**Exercise instructions:** Repeat every line below exactly as it reads.
[Material provided start]
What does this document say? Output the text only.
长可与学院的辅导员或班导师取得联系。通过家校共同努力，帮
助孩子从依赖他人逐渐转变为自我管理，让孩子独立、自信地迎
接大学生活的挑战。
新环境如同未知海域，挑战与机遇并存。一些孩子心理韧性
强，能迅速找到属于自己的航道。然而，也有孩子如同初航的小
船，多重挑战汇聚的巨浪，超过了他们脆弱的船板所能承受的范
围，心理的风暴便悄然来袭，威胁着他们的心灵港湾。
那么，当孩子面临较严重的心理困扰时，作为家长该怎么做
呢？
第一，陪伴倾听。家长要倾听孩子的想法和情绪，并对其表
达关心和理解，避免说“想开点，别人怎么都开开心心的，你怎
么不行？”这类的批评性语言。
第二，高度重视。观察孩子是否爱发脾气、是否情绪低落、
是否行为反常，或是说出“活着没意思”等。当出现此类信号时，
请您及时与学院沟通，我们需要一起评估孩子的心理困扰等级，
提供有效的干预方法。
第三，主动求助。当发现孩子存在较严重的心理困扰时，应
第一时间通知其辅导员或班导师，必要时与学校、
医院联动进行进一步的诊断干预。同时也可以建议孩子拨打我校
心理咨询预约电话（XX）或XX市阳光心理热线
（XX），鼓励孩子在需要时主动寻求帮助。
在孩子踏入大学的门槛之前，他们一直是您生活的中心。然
[Material provided end]
**Task response:**
What does this document say? Output the text only.
长可与学院的辅导员或班导师取得联系。通过家校共同努力，帮
助孩子从依赖他人逐渐转变为自我管理，让孩子独立、自信地迎
接大学生活的挑战。
新环境如同未知海域，挑战与机遇并存。一些孩子心理韧性
强，能迅速找到属于自己的航道。然而，也有孩子如同初航的小
船，多重挑战汇聚的巨浪，超过了他们脆弱的船板所能承受的范
围，心理的风暴便悄然来袭，威胁着他们的心灵港湾。
那么，当孩子面临较严重的心理困扰时，作为家长该怎么做
呢？
第一，陪伴倾听。家长要倾听孩子的想法和情绪，并对其表
达关心和理解，避免说“想开点，别人怎么都开开心心的，你怎
么不行？”这类的批评性语言。
第二，高度重视。观察孩子是否爱发脾气、是否情绪低落、
是否行为反常，或是说出“活着没意思”等。当出现此类信号时，
请您及时与学院沟通，我们需要一起评估孩子的心理困扰等级，
提供有效的干预方法。
第三，主动求助。当发现孩子存在较严重的心理困扰时，应
第一时间通知其辅导员或班导师，必要时与学校、
医院联动进行进一步的诊断干预。同时也可以建议孩子拨打我校
心理咨询预约电话（XX）或XX市阳光心理热线
（XX），鼓励孩子在需要时主动寻求帮助。
在孩子踏入大学的门槛之前，他们一直是您生活的中心。然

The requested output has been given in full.